→ **DESCRIPTION OF THE TASK**
Set down every entry word for word. Omit the pictures.

────────────────────

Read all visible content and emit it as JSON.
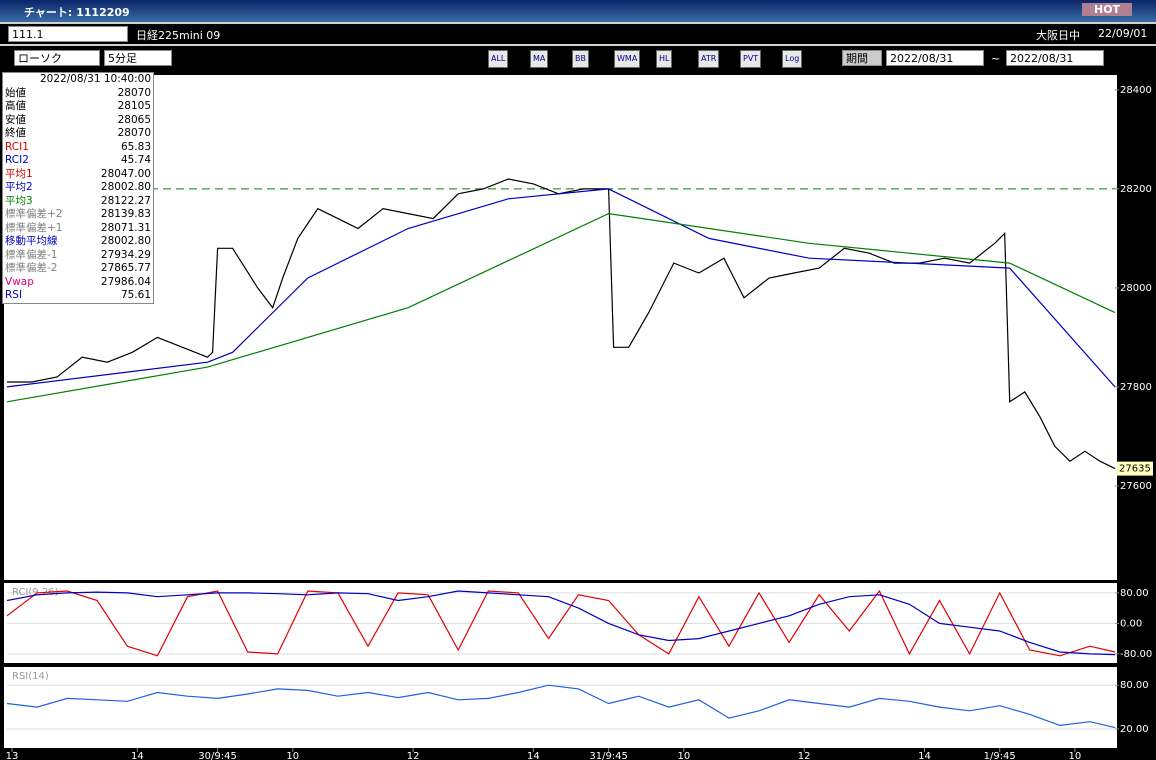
{
  "window": {
    "title": "チャート: 1112209",
    "hot": "HOT"
  },
  "toolbar": {
    "code": "111.1",
    "name": "日経225mini 09",
    "chart_kind": "ローソク",
    "interval": "5分足",
    "buttons": [
      "ALL",
      "MA",
      "BB",
      "WMA",
      "HL",
      "ATR",
      "PVT",
      "Log"
    ],
    "period_button": "期間",
    "from": "2022/08/31",
    "tilde": "~",
    "to": "2022/08/31",
    "market": "大阪日中",
    "date": "22/09/01"
  },
  "info_panel": {
    "datetime": "2022/08/31  10:40:00",
    "rows": [
      {
        "label": "始値",
        "value": "28070",
        "color": "#000000"
      },
      {
        "label": "高値",
        "value": "28105",
        "color": "#000000"
      },
      {
        "label": "安値",
        "value": "28065",
        "color": "#000000"
      },
      {
        "label": "終値",
        "value": "28070",
        "color": "#000000"
      },
      {
        "label": "RCI1",
        "value": "65.83",
        "color": "#d00000"
      },
      {
        "label": "RCI2",
        "value": "45.74",
        "color": "#0000c0"
      },
      {
        "label": "平均1",
        "value": "28047.00",
        "color": "#d00000"
      },
      {
        "label": "平均2",
        "value": "28002.80",
        "color": "#0000c0"
      },
      {
        "label": "平均3",
        "value": "28122.27",
        "color": "#008000"
      },
      {
        "label": "標準偏差+2",
        "value": "28139.83",
        "color": "#808080"
      },
      {
        "label": "標準偏差+1",
        "value": "28071.31",
        "color": "#808080"
      },
      {
        "label": "移動平均線",
        "value": "28002.80",
        "color": "#0000c0"
      },
      {
        "label": "標準偏差-1",
        "value": "27934.29",
        "color": "#808080"
      },
      {
        "label": "標準偏差-2",
        "value": "27865.77",
        "color": "#808080"
      },
      {
        "label": "Vwap",
        "value": "27986.04",
        "color": "#e0007a"
      },
      {
        "label": "RSI",
        "value": "75.61",
        "color": "#0000c0"
      }
    ]
  },
  "chart_data": [
    {
      "type": "line",
      "xlim": [
        0,
        221
      ],
      "ylim": [
        27410,
        28430
      ],
      "yticks": [
        27600,
        27800,
        28000,
        28200,
        28400
      ],
      "xticks": [
        {
          "value": 1,
          "label": "13"
        },
        {
          "value": 26,
          "label": "14"
        },
        {
          "value": 42,
          "label": "30/9:45"
        },
        {
          "value": 57,
          "label": "10"
        },
        {
          "value": 81,
          "label": "12"
        },
        {
          "value": 105,
          "label": "14"
        },
        {
          "value": 120,
          "label": "31/9:45"
        },
        {
          "value": 135,
          "label": "10"
        },
        {
          "value": 159,
          "label": "12"
        },
        {
          "value": 183,
          "label": "14"
        },
        {
          "value": 198,
          "label": "1/9:45"
        },
        {
          "value": 213,
          "label": "10"
        }
      ],
      "reference_line": {
        "value": 28200,
        "color": "#008000"
      },
      "current_price": 27635,
      "series": [
        {
          "name": "終値",
          "color": "#000000",
          "x": [
            0,
            5,
            10,
            15,
            20,
            25,
            30,
            35,
            40,
            41,
            42,
            45,
            50,
            53,
            55,
            58,
            62,
            66,
            70,
            75,
            80,
            85,
            90,
            95,
            100,
            105,
            110,
            115,
            120,
            121,
            124,
            128,
            133,
            138,
            143,
            147,
            152,
            157,
            162,
            167,
            172,
            177,
            182,
            187,
            192,
            197,
            199,
            200,
            203,
            206,
            209,
            212,
            215,
            218,
            221
          ],
          "values": [
            27810,
            27810,
            27820,
            27860,
            27850,
            27870,
            27900,
            27880,
            27860,
            27870,
            28080,
            28080,
            28000,
            27960,
            28020,
            28100,
            28160,
            28140,
            28120,
            28160,
            28150,
            28140,
            28190,
            28200,
            28220,
            28210,
            28190,
            28200,
            28200,
            27880,
            27880,
            27950,
            28050,
            28030,
            28060,
            27980,
            28020,
            28030,
            28040,
            28080,
            28070,
            28050,
            28050,
            28060,
            28050,
            28090,
            28110,
            27770,
            27790,
            27740,
            27680,
            27650,
            27670,
            27650,
            27635
          ]
        },
        {
          "name": "平均2",
          "color": "#0000c0",
          "x": [
            0,
            40,
            45,
            60,
            80,
            100,
            120,
            140,
            160,
            180,
            200,
            221
          ],
          "values": [
            27800,
            27850,
            27870,
            28020,
            28120,
            28180,
            28200,
            28100,
            28060,
            28050,
            28040,
            27800
          ]
        },
        {
          "name": "平均3",
          "color": "#008000",
          "x": [
            0,
            40,
            80,
            120,
            160,
            200,
            221
          ],
          "values": [
            27770,
            27840,
            27960,
            28150,
            28090,
            28050,
            27950
          ]
        }
      ]
    },
    {
      "type": "line",
      "title": "RCI(9,26)",
      "xlim": [
        0,
        221
      ],
      "ylim": [
        -104,
        106
      ],
      "yticks": [
        {
          "value": 80,
          "label": "80.00"
        },
        {
          "value": 0,
          "label": "0.00"
        },
        {
          "value": -80,
          "label": "-80.00"
        }
      ],
      "x": [
        0,
        6,
        12,
        18,
        24,
        30,
        36,
        42,
        48,
        54,
        60,
        66,
        72,
        78,
        84,
        90,
        96,
        102,
        108,
        114,
        120,
        126,
        132,
        138,
        144,
        150,
        156,
        162,
        168,
        174,
        180,
        186,
        192,
        198,
        204,
        210,
        216,
        221
      ],
      "series": [
        {
          "name": "RCI1",
          "color": "#e00000",
          "values": [
            20,
            80,
            85,
            60,
            -60,
            -85,
            70,
            85,
            -75,
            -80,
            85,
            80,
            -60,
            80,
            75,
            -70,
            85,
            80,
            -40,
            75,
            60,
            -30,
            -80,
            70,
            -60,
            80,
            -50,
            75,
            -20,
            85,
            -80,
            60,
            -80,
            80,
            -70,
            -85,
            -60,
            -75
          ]
        },
        {
          "name": "RCI2",
          "color": "#0000c0",
          "values": [
            60,
            75,
            80,
            82,
            80,
            70,
            75,
            80,
            80,
            78,
            75,
            80,
            78,
            60,
            70,
            85,
            80,
            75,
            70,
            40,
            0,
            -30,
            -45,
            -40,
            -20,
            0,
            20,
            50,
            70,
            75,
            50,
            0,
            -10,
            -20,
            -50,
            -75,
            -80,
            -82
          ]
        }
      ]
    },
    {
      "type": "line",
      "title": "RSI(14)",
      "xlim": [
        0,
        221
      ],
      "ylim": [
        -6,
        105
      ],
      "yticks": [
        {
          "value": 80,
          "label": "80.00"
        },
        {
          "value": 20,
          "label": "20.00"
        }
      ],
      "x": [
        0,
        6,
        12,
        18,
        24,
        30,
        36,
        42,
        48,
        54,
        60,
        66,
        72,
        78,
        84,
        90,
        96,
        102,
        108,
        114,
        120,
        126,
        132,
        138,
        144,
        150,
        156,
        162,
        168,
        174,
        180,
        186,
        192,
        198,
        204,
        210,
        216,
        221
      ],
      "series": [
        {
          "name": "RSI",
          "color": "#2060e0",
          "values": [
            55,
            50,
            62,
            60,
            58,
            70,
            65,
            62,
            68,
            75,
            73,
            65,
            70,
            63,
            70,
            60,
            62,
            70,
            80,
            75,
            55,
            65,
            50,
            60,
            35,
            45,
            60,
            55,
            50,
            62,
            58,
            50,
            45,
            52,
            40,
            25,
            30,
            22
          ]
        }
      ]
    }
  ]
}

────────────────────

→ **PROBLEM SOLUTION**
Read all visible content and emit it as JSON.
{
  "window": {
    "title": "チャート: 1112209",
    "hot": "HOT"
  },
  "toolbar": {
    "code": "111.1",
    "name": "日経225mini 09",
    "chart_kind": "ローソク",
    "interval": "5分足",
    "buttons": [
      "ALL",
      "MA",
      "BB",
      "WMA",
      "HL",
      "ATR",
      "PVT",
      "Log"
    ],
    "period_button": "期間",
    "from": "2022/08/31",
    "tilde": "~",
    "to": "2022/08/31",
    "market": "大阪日中",
    "date": "22/09/01"
  },
  "info_panel": {
    "datetime": "2022/08/31  10:40:00",
    "rows": [
      {
        "label": "始値",
        "value": "28070",
        "color": "#000000"
      },
      {
        "label": "高値",
        "value": "28105",
        "color": "#000000"
      },
      {
        "label": "安値",
        "value": "28065",
        "color": "#000000"
      },
      {
        "label": "終値",
        "value": "28070",
        "color": "#000000"
      },
      {
        "label": "RCI1",
        "value": "65.83",
        "color": "#d00000"
      },
      {
        "label": "RCI2",
        "value": "45.74",
        "color": "#0000c0"
      },
      {
        "label": "平均1",
        "value": "28047.00",
        "color": "#d00000"
      },
      {
        "label": "平均2",
        "value": "28002.80",
        "color": "#0000c0"
      },
      {
        "label": "平均3",
        "value": "28122.27",
        "color": "#008000"
      },
      {
        "label": "標準偏差+2",
        "value": "28139.83",
        "color": "#808080"
      },
      {
        "label": "標準偏差+1",
        "value": "28071.31",
        "color": "#808080"
      },
      {
        "label": "移動平均線",
        "value": "28002.80",
        "color": "#0000c0"
      },
      {
        "label": "標準偏差-1",
        "value": "27934.29",
        "color": "#808080"
      },
      {
        "label": "標準偏差-2",
        "value": "27865.77",
        "color": "#808080"
      },
      {
        "label": "Vwap",
        "value": "27986.04",
        "color": "#e0007a"
      },
      {
        "label": "RSI",
        "value": "75.61",
        "color": "#0000c0"
      }
    ]
  },
  "chart_data": [
    {
      "type": "line",
      "xlim": [
        0,
        221
      ],
      "ylim": [
        27410,
        28430
      ],
      "yticks": [
        27600,
        27800,
        28000,
        28200,
        28400
      ],
      "xticks": [
        {
          "value": 1,
          "label": "13"
        },
        {
          "value": 26,
          "label": "14"
        },
        {
          "value": 42,
          "label": "30/9:45"
        },
        {
          "value": 57,
          "label": "10"
        },
        {
          "value": 81,
          "label": "12"
        },
        {
          "value": 105,
          "label": "14"
        },
        {
          "value": 120,
          "label": "31/9:45"
        },
        {
          "value": 135,
          "label": "10"
        },
        {
          "value": 159,
          "label": "12"
        },
        {
          "value": 183,
          "label": "14"
        },
        {
          "value": 198,
          "label": "1/9:45"
        },
        {
          "value": 213,
          "label": "10"
        }
      ],
      "reference_line": {
        "value": 28200,
        "color": "#008000"
      },
      "current_price": 27635,
      "series": [
        {
          "name": "終値",
          "color": "#000000",
          "x": [
            0,
            5,
            10,
            15,
            20,
            25,
            30,
            35,
            40,
            41,
            42,
            45,
            50,
            53,
            55,
            58,
            62,
            66,
            70,
            75,
            80,
            85,
            90,
            95,
            100,
            105,
            110,
            115,
            120,
            121,
            124,
            128,
            133,
            138,
            143,
            147,
            152,
            157,
            162,
            167,
            172,
            177,
            182,
            187,
            192,
            197,
            199,
            200,
            203,
            206,
            209,
            212,
            215,
            218,
            221
          ],
          "values": [
            27810,
            27810,
            27820,
            27860,
            27850,
            27870,
            27900,
            27880,
            27860,
            27870,
            28080,
            28080,
            28000,
            27960,
            28020,
            28100,
            28160,
            28140,
            28120,
            28160,
            28150,
            28140,
            28190,
            28200,
            28220,
            28210,
            28190,
            28200,
            28200,
            27880,
            27880,
            27950,
            28050,
            28030,
            28060,
            27980,
            28020,
            28030,
            28040,
            28080,
            28070,
            28050,
            28050,
            28060,
            28050,
            28090,
            28110,
            27770,
            27790,
            27740,
            27680,
            27650,
            27670,
            27650,
            27635
          ]
        },
        {
          "name": "平均2",
          "color": "#0000c0",
          "x": [
            0,
            40,
            45,
            60,
            80,
            100,
            120,
            140,
            160,
            180,
            200,
            221
          ],
          "values": [
            27800,
            27850,
            27870,
            28020,
            28120,
            28180,
            28200,
            28100,
            28060,
            28050,
            28040,
            27800
          ]
        },
        {
          "name": "平均3",
          "color": "#008000",
          "x": [
            0,
            40,
            80,
            120,
            160,
            200,
            221
          ],
          "values": [
            27770,
            27840,
            27960,
            28150,
            28090,
            28050,
            27950
          ]
        }
      ]
    },
    {
      "type": "line",
      "title": "RCI(9,26)",
      "xlim": [
        0,
        221
      ],
      "ylim": [
        -104,
        106
      ],
      "yticks": [
        {
          "value": 80,
          "label": "80.00"
        },
        {
          "value": 0,
          "label": "0.00"
        },
        {
          "value": -80,
          "label": "-80.00"
        }
      ],
      "x": [
        0,
        6,
        12,
        18,
        24,
        30,
        36,
        42,
        48,
        54,
        60,
        66,
        72,
        78,
        84,
        90,
        96,
        102,
        108,
        114,
        120,
        126,
        132,
        138,
        144,
        150,
        156,
        162,
        168,
        174,
        180,
        186,
        192,
        198,
        204,
        210,
        216,
        221
      ],
      "series": [
        {
          "name": "RCI1",
          "color": "#e00000",
          "values": [
            20,
            80,
            85,
            60,
            -60,
            -85,
            70,
            85,
            -75,
            -80,
            85,
            80,
            -60,
            80,
            75,
            -70,
            85,
            80,
            -40,
            75,
            60,
            -30,
            -80,
            70,
            -60,
            80,
            -50,
            75,
            -20,
            85,
            -80,
            60,
            -80,
            80,
            -70,
            -85,
            -60,
            -75
          ]
        },
        {
          "name": "RCI2",
          "color": "#0000c0",
          "values": [
            60,
            75,
            80,
            82,
            80,
            70,
            75,
            80,
            80,
            78,
            75,
            80,
            78,
            60,
            70,
            85,
            80,
            75,
            70,
            40,
            0,
            -30,
            -45,
            -40,
            -20,
            0,
            20,
            50,
            70,
            75,
            50,
            0,
            -10,
            -20,
            -50,
            -75,
            -80,
            -82
          ]
        }
      ]
    },
    {
      "type": "line",
      "title": "RSI(14)",
      "xlim": [
        0,
        221
      ],
      "ylim": [
        -6,
        105
      ],
      "yticks": [
        {
          "value": 80,
          "label": "80.00"
        },
        {
          "value": 20,
          "label": "20.00"
        }
      ],
      "x": [
        0,
        6,
        12,
        18,
        24,
        30,
        36,
        42,
        48,
        54,
        60,
        66,
        72,
        78,
        84,
        90,
        96,
        102,
        108,
        114,
        120,
        126,
        132,
        138,
        144,
        150,
        156,
        162,
        168,
        174,
        180,
        186,
        192,
        198,
        204,
        210,
        216,
        221
      ],
      "series": [
        {
          "name": "RSI",
          "color": "#2060e0",
          "values": [
            55,
            50,
            62,
            60,
            58,
            70,
            65,
            62,
            68,
            75,
            73,
            65,
            70,
            63,
            70,
            60,
            62,
            70,
            80,
            75,
            55,
            65,
            50,
            60,
            35,
            45,
            60,
            55,
            50,
            62,
            58,
            50,
            45,
            52,
            40,
            25,
            30,
            22
          ]
        }
      ]
    }
  ]
}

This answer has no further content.